(Stored records)
* * * * * * *

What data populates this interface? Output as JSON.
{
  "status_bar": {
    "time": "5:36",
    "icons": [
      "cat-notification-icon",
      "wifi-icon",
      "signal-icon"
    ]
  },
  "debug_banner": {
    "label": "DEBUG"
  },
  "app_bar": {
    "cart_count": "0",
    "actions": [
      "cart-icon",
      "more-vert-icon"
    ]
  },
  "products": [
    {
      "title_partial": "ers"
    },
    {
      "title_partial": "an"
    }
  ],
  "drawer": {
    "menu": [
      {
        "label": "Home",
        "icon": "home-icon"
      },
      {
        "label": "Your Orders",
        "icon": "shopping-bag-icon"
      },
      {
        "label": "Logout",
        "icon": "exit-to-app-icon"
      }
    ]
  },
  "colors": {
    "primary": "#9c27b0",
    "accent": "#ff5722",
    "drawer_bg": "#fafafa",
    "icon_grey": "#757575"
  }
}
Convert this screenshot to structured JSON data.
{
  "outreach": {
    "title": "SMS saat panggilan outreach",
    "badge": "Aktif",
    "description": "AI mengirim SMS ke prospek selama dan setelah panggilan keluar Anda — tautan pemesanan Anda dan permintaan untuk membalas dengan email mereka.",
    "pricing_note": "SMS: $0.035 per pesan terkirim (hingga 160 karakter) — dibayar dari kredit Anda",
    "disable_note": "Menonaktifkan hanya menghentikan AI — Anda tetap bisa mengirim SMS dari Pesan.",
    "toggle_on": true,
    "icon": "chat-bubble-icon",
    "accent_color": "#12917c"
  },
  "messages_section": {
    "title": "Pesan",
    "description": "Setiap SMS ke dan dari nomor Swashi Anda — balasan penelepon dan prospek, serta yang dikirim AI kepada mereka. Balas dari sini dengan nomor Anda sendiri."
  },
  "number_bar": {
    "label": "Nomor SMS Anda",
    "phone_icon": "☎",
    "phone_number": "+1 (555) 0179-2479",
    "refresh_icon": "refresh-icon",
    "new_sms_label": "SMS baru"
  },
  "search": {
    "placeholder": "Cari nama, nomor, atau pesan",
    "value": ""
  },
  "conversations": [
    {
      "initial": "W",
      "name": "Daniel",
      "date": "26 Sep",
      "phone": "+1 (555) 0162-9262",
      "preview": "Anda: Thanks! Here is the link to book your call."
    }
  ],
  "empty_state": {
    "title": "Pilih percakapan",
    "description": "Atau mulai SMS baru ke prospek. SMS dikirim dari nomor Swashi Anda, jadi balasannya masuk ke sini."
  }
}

* * * * * * *

§ **GIVEN REQUEST**: All lines holding the word "dikirim" should be picked out and copied.

§ **OUTPUT BELOW**:
    "description": "Setiap SMS ke dan dari nomor Swashi Anda — balasan penelepon dan prospek, serta yang dikirim AI kepada mereka. Balas dari sini dengan nomor Anda sendiri."
    "description": "Atau mulai SMS baru ke prospek. SMS dikirim dari nomor Swashi Anda, jadi balasannya masuk ke sini."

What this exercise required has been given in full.